▶ [Dataset rows]:
******************************

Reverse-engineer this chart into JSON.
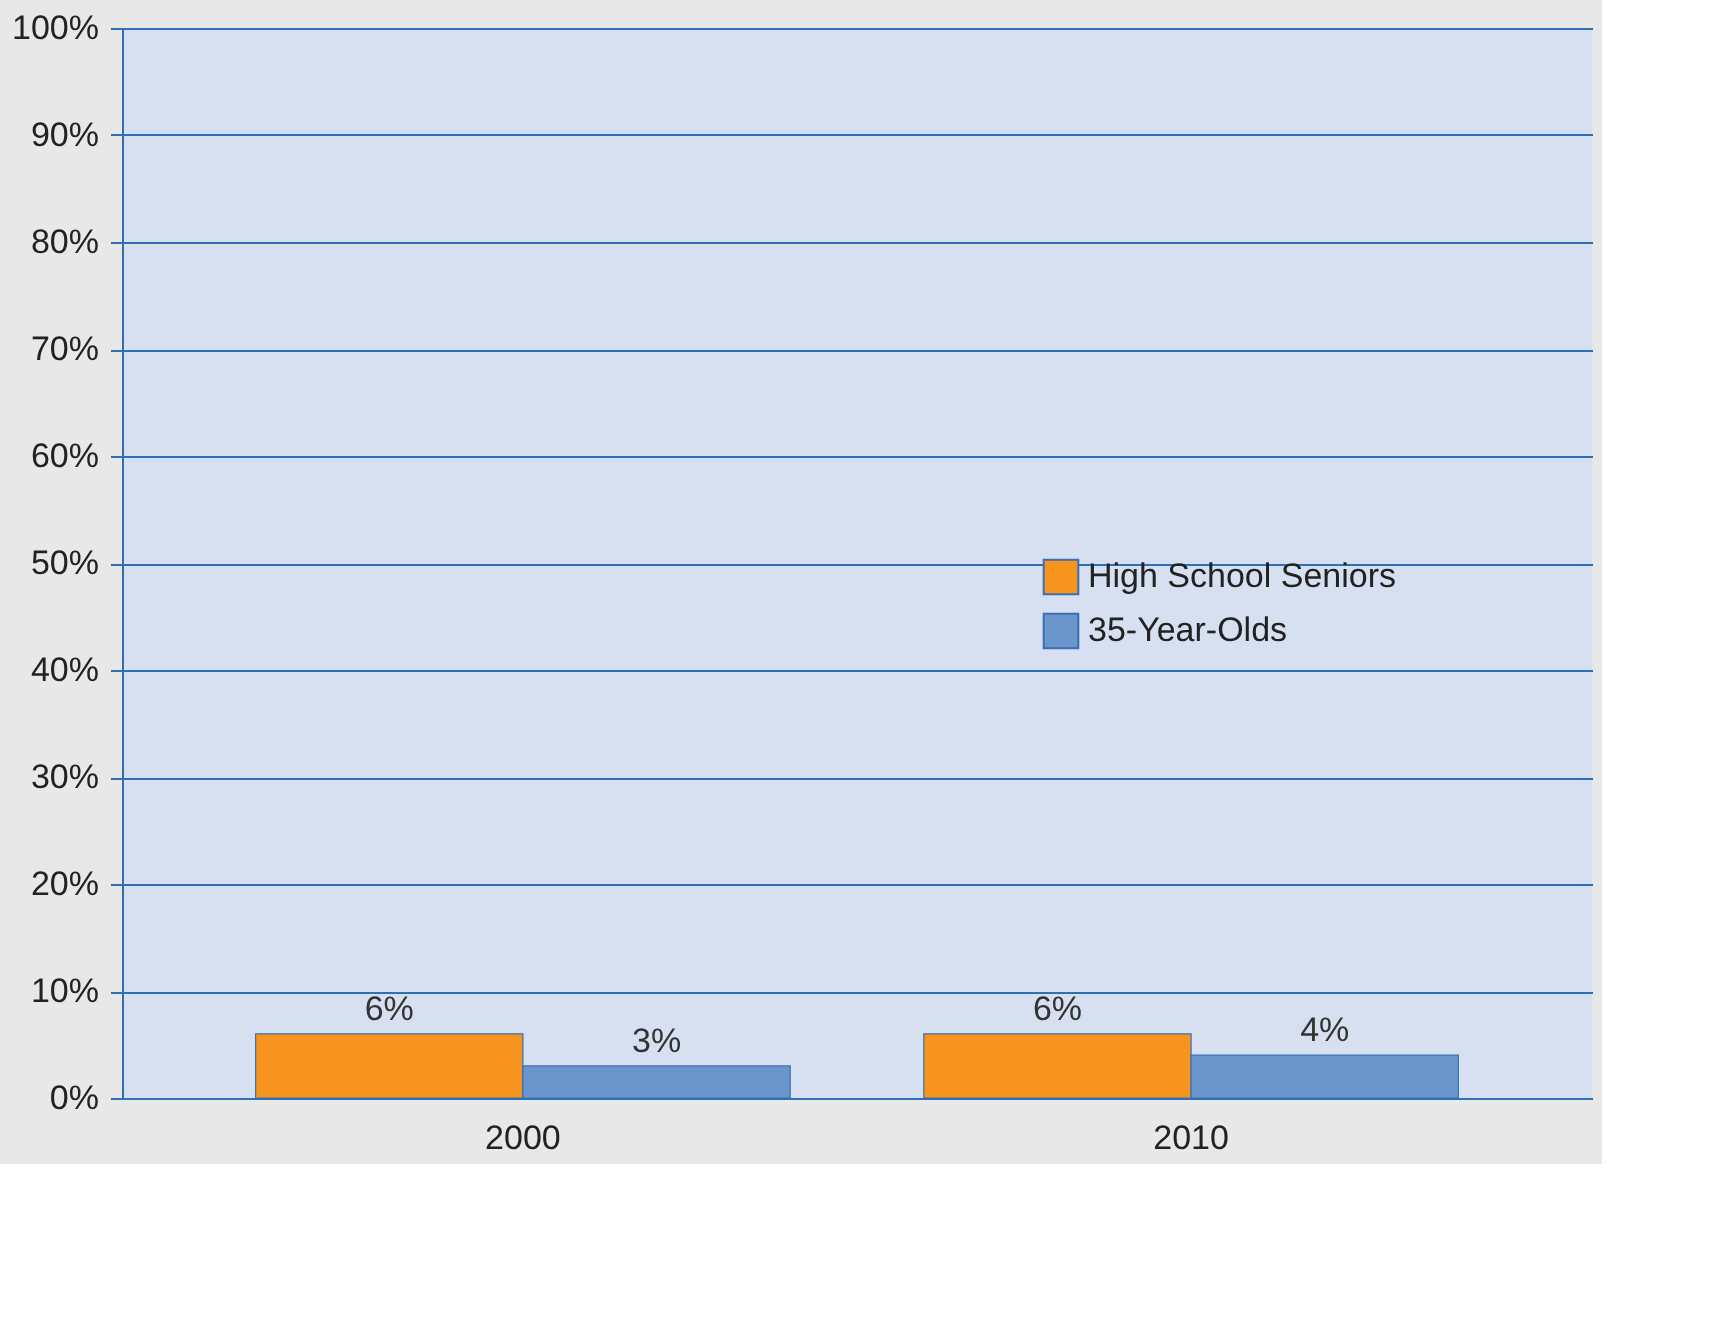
{
  "chart_data": {
    "type": "bar",
    "categories": [
      "2000",
      "2010"
    ],
    "series": [
      {
        "name": "High School Seniors",
        "color": "#f7941d",
        "values": [
          6,
          6
        ],
        "value_labels": [
          "6%",
          "6%"
        ]
      },
      {
        "name": "35-Year-Olds",
        "color": "#6b96cc",
        "values": [
          3,
          4
        ],
        "value_labels": [
          "3%",
          "4%"
        ]
      }
    ],
    "ylim": [
      0,
      100
    ],
    "yticks": [
      {
        "value": 0,
        "label": "0%"
      },
      {
        "value": 10,
        "label": "10%"
      },
      {
        "value": 20,
        "label": "20%"
      },
      {
        "value": 30,
        "label": "30%"
      },
      {
        "value": 40,
        "label": "40%"
      },
      {
        "value": 50,
        "label": "50%"
      },
      {
        "value": 60,
        "label": "60%"
      },
      {
        "value": 70,
        "label": "70%"
      },
      {
        "value": 80,
        "label": "80%"
      },
      {
        "value": 90,
        "label": "90%"
      },
      {
        "value": 100,
        "label": "100%"
      }
    ],
    "grid": "y",
    "legend": "right"
  }
}
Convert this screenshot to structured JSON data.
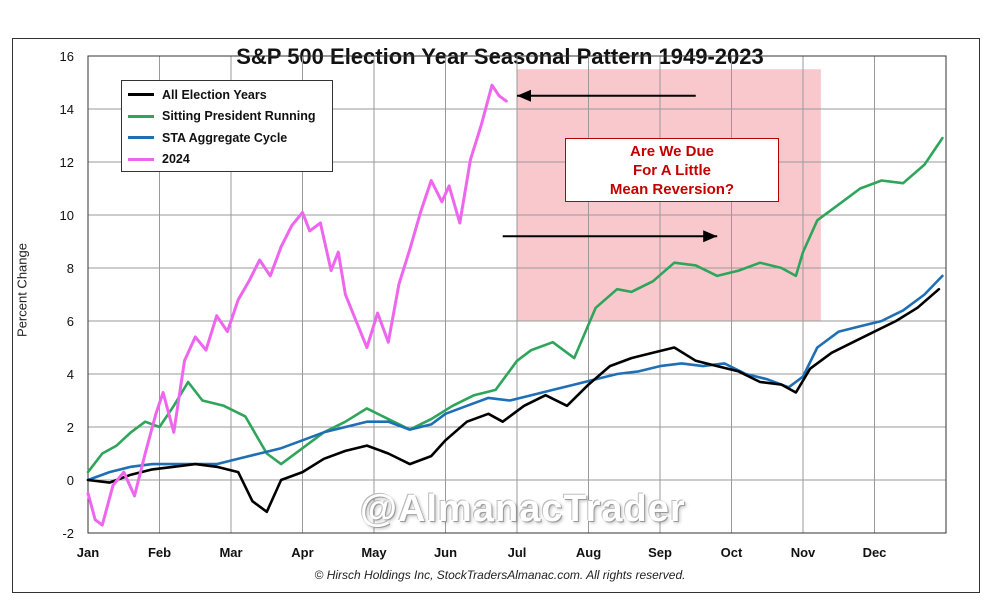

******************************

Find every line above that contains the word "JSON", and return each one.

▶ [RESULT OF THIS EXERCISE]:
Reverse-engineer this chart into JSON.
Convert this screenshot to structured JSON data.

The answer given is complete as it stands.